### What you are asked to do
Repeat the entire listing exactly as written.

============================================================

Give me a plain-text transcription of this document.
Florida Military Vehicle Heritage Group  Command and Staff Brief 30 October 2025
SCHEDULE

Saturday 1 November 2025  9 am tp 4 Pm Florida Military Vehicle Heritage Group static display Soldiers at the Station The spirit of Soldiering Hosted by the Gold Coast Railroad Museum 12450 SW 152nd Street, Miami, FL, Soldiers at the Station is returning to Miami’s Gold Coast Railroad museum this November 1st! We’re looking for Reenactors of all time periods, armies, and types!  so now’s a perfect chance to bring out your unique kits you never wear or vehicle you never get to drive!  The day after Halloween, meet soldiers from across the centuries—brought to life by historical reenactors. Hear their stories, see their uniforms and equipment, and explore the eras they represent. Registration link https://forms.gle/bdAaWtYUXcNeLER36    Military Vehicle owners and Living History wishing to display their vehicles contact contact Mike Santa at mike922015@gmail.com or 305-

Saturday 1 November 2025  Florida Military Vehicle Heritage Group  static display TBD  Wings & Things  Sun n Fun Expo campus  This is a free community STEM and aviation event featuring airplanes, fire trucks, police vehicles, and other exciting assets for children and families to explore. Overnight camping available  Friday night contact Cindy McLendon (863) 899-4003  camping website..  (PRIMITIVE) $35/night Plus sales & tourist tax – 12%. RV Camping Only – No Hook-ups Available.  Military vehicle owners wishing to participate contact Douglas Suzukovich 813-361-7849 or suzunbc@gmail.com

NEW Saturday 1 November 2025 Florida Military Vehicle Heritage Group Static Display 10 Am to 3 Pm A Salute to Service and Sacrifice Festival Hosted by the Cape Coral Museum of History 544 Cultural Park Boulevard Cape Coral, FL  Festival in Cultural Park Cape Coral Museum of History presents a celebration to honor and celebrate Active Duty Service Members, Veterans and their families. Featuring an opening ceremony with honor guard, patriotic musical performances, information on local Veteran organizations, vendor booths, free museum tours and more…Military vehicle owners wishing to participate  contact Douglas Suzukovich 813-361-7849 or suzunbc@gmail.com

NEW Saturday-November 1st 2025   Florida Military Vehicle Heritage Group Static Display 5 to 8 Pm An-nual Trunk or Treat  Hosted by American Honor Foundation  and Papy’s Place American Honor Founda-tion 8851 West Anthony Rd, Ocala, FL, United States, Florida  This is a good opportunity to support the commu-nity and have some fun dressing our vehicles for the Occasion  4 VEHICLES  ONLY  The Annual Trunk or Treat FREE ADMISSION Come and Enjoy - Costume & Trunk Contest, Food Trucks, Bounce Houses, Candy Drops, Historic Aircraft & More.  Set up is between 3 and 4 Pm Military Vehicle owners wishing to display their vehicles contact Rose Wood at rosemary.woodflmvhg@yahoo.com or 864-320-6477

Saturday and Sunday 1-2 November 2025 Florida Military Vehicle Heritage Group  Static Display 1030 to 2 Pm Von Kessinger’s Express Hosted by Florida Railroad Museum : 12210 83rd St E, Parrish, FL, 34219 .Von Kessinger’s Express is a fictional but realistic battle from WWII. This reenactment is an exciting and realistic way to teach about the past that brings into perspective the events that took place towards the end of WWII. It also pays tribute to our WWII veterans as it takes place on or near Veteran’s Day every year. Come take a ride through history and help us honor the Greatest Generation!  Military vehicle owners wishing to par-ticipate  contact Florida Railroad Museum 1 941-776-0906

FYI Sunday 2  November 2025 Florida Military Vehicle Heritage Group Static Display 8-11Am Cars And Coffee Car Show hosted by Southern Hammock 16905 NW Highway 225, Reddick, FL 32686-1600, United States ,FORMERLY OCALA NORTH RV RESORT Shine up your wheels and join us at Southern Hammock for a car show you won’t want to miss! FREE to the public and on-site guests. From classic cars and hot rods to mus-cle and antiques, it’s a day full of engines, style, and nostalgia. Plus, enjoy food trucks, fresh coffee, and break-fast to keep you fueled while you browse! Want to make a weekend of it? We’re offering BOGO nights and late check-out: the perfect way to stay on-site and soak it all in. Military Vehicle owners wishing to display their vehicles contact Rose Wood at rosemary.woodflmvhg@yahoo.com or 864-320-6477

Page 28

============================================================

### Output for this exercise
Give me a plain-text transcription of this document.
Florida Military Vehicle Heritage Group  Command and Staff Brief 30 October 2025
SCHEDULE

Saturday 1 November 2025  9 am tp 4 Pm Florida Military Vehicle Heritage Group static display Soldiers at the Station The spirit of Soldiering Hosted by the Gold Coast Railroad Museum 12450 SW 152nd Street, Miami, FL, Soldiers at the Station is returning to Miami’s Gold Coast Railroad museum this November 1st! We’re looking for Reenactors of all time periods, armies, and types!  so now’s a perfect chance to bring out your unique kits you never wear or vehicle you never get to drive!  The day after Halloween, meet soldiers from across the centuries—brought to life by historical reenactors. Hear their stories, see their uniforms and equipment, and explore the eras they represent. Registration link https://forms.gle/bdAaWtYUXcNeLER36    Military Vehicle owners and Living History wishing to display their vehicles contact contact Mike Santa at mike922015@gmail.com or 305-

Saturday 1 November 2025  Florida Military Vehicle Heritage Group  static display TBD  Wings & Things  Sun n Fun Expo campus  This is a free community STEM and aviation event featuring airplanes, fire trucks, police vehicles, and other exciting assets for children and families to explore. Overnight camping available  Friday night contact Cindy McLendon (863) 899-4003  camping website..  (PRIMITIVE) $35/night Plus sales & tourist tax – 12%. RV Camping Only – No Hook-ups Available.  Military vehicle owners wishing to participate contact Douglas Suzukovich 813-361-7849 or suzunbc@gmail.com

NEW Saturday 1 November 2025 Florida Military Vehicle Heritage Group Static Display 10 Am to 3 Pm A Salute to Service and Sacrifice Festival Hosted by the Cape Coral Museum of History 544 Cultural Park Boulevard Cape Coral, FL  Festival in Cultural Park Cape Coral Museum of History presents a celebration to honor and celebrate Active Duty Service Members, Veterans and their families. Featuring an opening ceremony with honor guard, patriotic musical performances, information on local Veteran organizations, vendor booths, free museum tours and more…Military vehicle owners wishing to participate  contact Douglas Suzukovich 813-361-7849 or suzunbc@gmail.com

NEW Saturday-November 1st 2025   Florida Military Vehicle Heritage Group Static Display 5 to 8 Pm An-nual Trunk or Treat  Hosted by American Honor Foundation  and Papy’s Place American Honor Founda-tion 8851 West Anthony Rd, Ocala, FL, United States, Florida  This is a good opportunity to support the commu-nity and have some fun dressing our vehicles for the Occasion  4 VEHICLES  ONLY  The Annual Trunk or Treat FREE ADMISSION Come and Enjoy - Costume & Trunk Contest, Food Trucks, Bounce Houses, Candy Drops, Historic Aircraft & More.  Set up is between 3 and 4 Pm Military Vehicle owners wishing to display their vehicles contact Rose Wood at rosemary.woodflmvhg@yahoo.com or 864-320-6477

Saturday and Sunday 1-2 November 2025 Florida Military Vehicle Heritage Group  Static Display 1030 to 2 Pm Von Kessinger’s Express Hosted by Florida Railroad Museum : 12210 83rd St E, Parrish, FL, 34219 .Von Kessinger’s Express is a fictional but realistic battle from WWII. This reenactment is an exciting and realistic way to teach about the past that brings into perspective the events that took place towards the end of WWII. It also pays tribute to our WWII veterans as it takes place on or near Veteran’s Day every year. Come take a ride through history and help us honor the Greatest Generation!  Military vehicle owners wishing to par-ticipate  contact Florida Railroad Museum 1 941-776-0906

FYI Sunday 2  November 2025 Florida Military Vehicle Heritage Group Static Display 8-11Am Cars And Coffee Car Show hosted by Southern Hammock 16905 NW Highway 225, Reddick, FL 32686-1600, United States ,FORMERLY OCALA NORTH RV RESORT Shine up your wheels and join us at Southern Hammock for a car show you won’t want to miss! FREE to the public and on-site guests. From classic cars and hot rods to mus-cle and antiques, it’s a day full of engines, style, and nostalgia. Plus, enjoy food trucks, fresh coffee, and break-fast to keep you fueled while you browse! Want to make a weekend of it? We’re offering BOGO nights and late check-out: the perfect way to stay on-site and soak it all in. Military Vehicle owners wishing to display their vehicles contact Rose Wood at rosemary.woodflmvhg@yahoo.com or 864-320-6477

Page 28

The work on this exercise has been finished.